_RECORDS FOR THE TASK:_
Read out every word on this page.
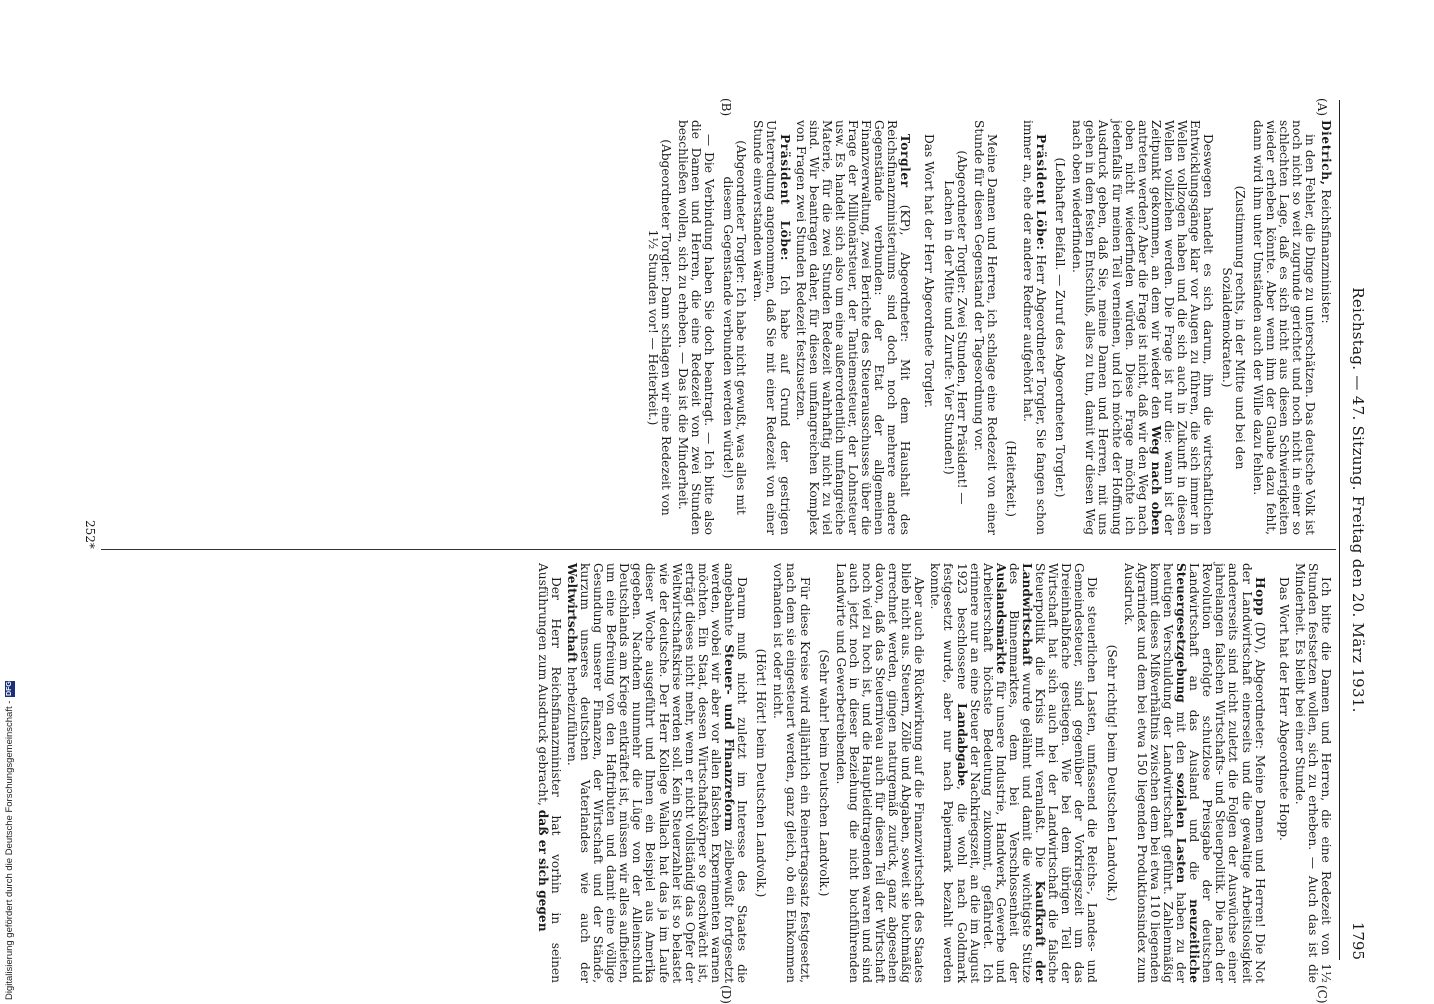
Reichstag. — 47. Sitzung. Freitag den 20. März 1931.
1795
(A)
(B)
(C)
(D)

Dietrich, Reichsfinanzminister:

in den Fehler, die Dinge zu unterschätzen. Das deutsche Volk ist noch nicht so weit zugrunde gerichtet und noch nicht in einer so schlechten Lage, daß es sich nicht aus diesen Schwierigkeiten wieder erheben könnte. Aber wenn ihm der Glaube dazu fehlt, dann wird ihm unter Umständen auch der Wille dazu fehlen.

(Zustimmung rechts, in der Mitte und bei den Sozialdemokraten.)

Deswegen handelt es sich darum, ihm die wirtschaftlichen Entwicklungsgänge klar vor Augen zu führen, die sich immer in Wellen vollzogen haben und die sich auch in Zukunft in diesen Wellen vollziehen werden. Die Frage ist nur die: wann ist der Zeitpunkt gekommen, an dem wir wieder den Weg nach oben antreten werden? Aber die Frage ist nicht, daß wir den Weg nach oben nicht wiederfinden würden. Diese Frage möchte ich jedenfalls für meinen Teil verneinen, und ich möchte der Hoffnung Ausdruck geben, daß Sie, meine Damen und Herren, mit uns gehen in dem festen Entschluß, alles zu tun, damit wir diesen Weg nach oben wiederfinden.

(Lebhafter Beifall. — Zuruf des Abgeordneten Torgler.)

Präsident Löbe: Herr Abgeordneter Torgler, Sie fangen schon immer an, ehe der andere Redner aufgehört hat.

(Heiterkeit.)

Meine Damen und Herren, ich schlage eine Redezeit von einer Stunde für diesen Gegenstand der Tagesordnung vor.

(Abgeordneter Torgler: Zwei Stunden, Herr Präsident! — Lachen in der Mitte und Zurufe: Vier Stunden!)

Das Wort hat der Herr Abgeordnete Torgler.

Torgler (KP), Abgeordneter: Mit dem Haushalt des Reichsfinanzministeriums sind doch noch mehrere andere Gegenstände verbunden: der Etat der allgemeinen Finanzverwaltung, zwei Berichte des Steuerausschusses über die Frage der Millionärsteuer, der Tantiemesteuer, der Lohnsteuer usw. Es handelt sich also um eine außerordentlich umfangreiche Materie, für die zwei Stunden Redezeit wahrhaftig nicht zu viel sind. Wir beantragen daher, für diesen umfangreichen Komplex von Fragen zwei Stunden Redezeit festzusetzen.

Präsident Löbe: Ich habe auf Grund der gestrigen Unterredung angenommen, daß Sie mit einer Redezeit von einer Stunde einverstanden wären.

(Abgeordneter Torgler: Ich habe nicht gewußt, was alles mit diesem Gegenstande verbunden werden würde!)

— Die Verbindung haben Sie doch beantragt. — Ich bitte also die Damen und Herren, die eine Redezeit von zwei Stunden beschließen wollen, sich zu erheben. — Das ist die Minderheit.

(Abgeordneter Torgler: Dann schlagen wir eine Redezeit von 1½ Stunden vor! — Heiterkeit.)

Ich bitte die Damen und Herren, die eine Redezeit von 1½ Stunden festsetzen wollen, sich zu erheben. — Auch das ist die Minderheit. Es bleibt bei einer Stunde.

Das Wort hat der Herr Abgeordnete Hopp.

Hopp (DV), Abgeordneter: Meine Damen und Herren! Die Not der Landwirtschaft einerseits und die gewaltige Arbeitslosigkeit andererseits sind nicht zuletzt die Folgen der Auswüchse einer jahrelangen falschen Wirtschafts- und Steuerpolitik. Die nach der Revolution erfolgte schutzlose Preisgabe der deutschen Landwirtschaft an das Ausland und die neuzeitliche Steuergesetzgebung mit den sozialen Lasten haben zu der heutigen Verschuldung der Landwirtschaft geführt. Zahlenmäßig kommt dieses Mißverhältnis zwischen dem bei etwa 110 liegenden Agrarindex und dem bei etwa 150 liegenden Produktionsindex zum Ausdruck.

(Sehr richtig! beim Deutschen Landvolk.)

Die steuerlichen Lasten, umfassend die Reichs-, Landes- und Gemeindesteuer, sind gegenüber der Vorkriegszeit um das Dreieinhalbfache gestiegen. Wie bei dem übrigen Teil der Wirtschaft hat sich auch bei der Landwirtschaft die falsche Steuerpolitik die Krisis mit veranlaßt. Die Kaufkraft der Landwirtschaft wurde gelähmt und damit die wichtigste Stütze des Binnenmarktes, dem bei Verschlossenheit der Auslandsmärkte für unsere Industrie, Handwerk, Gewerbe und Arbeiterschaft höchste Bedeutung zukommt, gefährdet. Ich erinnere nur an eine Steuer der Nachkriegszeit, an die im August 1923 beschlossene Landabgabe, die wohl nach Goldmark festgesetzt wurde, aber nur nach Papiermark bezahlt werden konnte.

Aber auch die Rückwirkung auf die Finanzwirtschaft des Staates blieb nicht aus. Steuern, Zölle und Abgaben, soweit sie buchmäßig errechnet werden, gingen naturgemäß zurück, ganz abgesehen davon, daß das Steuerniveau auch für diesen Teil der Wirtschaft noch viel zu hoch ist, und die Hauptleidtragenden waren und sind auch jetzt noch in dieser Beziehung die nicht buchführenden Landwirte und Gewerbetreibenden.

(Sehr wahr! beim Deutschen Landvolk.)

Für diese Kreise wird alljährlich ein Reinertragssatz festgesetzt, nach dem sie eingesteuert werden, ganz gleich, ob ein Einkommen vorhanden ist oder nicht.

(Hört! Hört! beim Deutschen Landvolk.)

Darum muß nicht zuletzt im Interesse des Staates die angebahnte Steuer- und Finanzreform zielbewußt fortgesetzt werden, wobei wir aber vor allen falschen Experimenten warnen möchten. Ein Staat, dessen Wirtschaftskörper so geschwächt ist, erträgt dieses nicht mehr, wenn er nicht vollständig das Opfer der Weltwirtschaftskrise werden soll. Kein Steuerzahler ist so belastet wie der deutsche. Der Herr Kollege Wallach hat das ja im Laufe dieser Woche ausgeführt und Ihnen ein Beispiel aus Amerika gegeben. Nachdem nunmehr die Lüge von der Alleinschuld Deutschlands am Kriege entkräftet ist, müssen wir alles aufbieten, um eine Befreiung von den Haftributen und damit eine völlige Gesundung unserer Finanzen, der Wirtschaft und der Stände, kurzum unseres deutschen Vaterlandes wie auch der Weltwirtschaft herbeizuführen.

Der Herr Reichsfinanzminister hat vorhin in seinen Ausführungen zum Ausdruck gebracht, daß er sich gegen

252*
Digitalisierung gefördert durch die Deutsche Forschungsgemeinschaft -
DFG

_DIRECTIONS FOR THIS TASK:_
Only lines holding the word "bitte" are wanted; list them all from the material.

_TASK ANSWER:_
— Die Verbindung haben Sie doch beantragt. — Ich bitte also die Damen und Herren, die eine Redezeit von zwei Stunden beschließen wollen, sich zu erheben. — Das ist die Minderheit.
Ich bitte die Damen und Herren, die eine Redezeit von 1½ Stunden festsetzen wollen, sich zu erheben. — Auch das ist die Minderheit. Es bleibt bei einer Stunde.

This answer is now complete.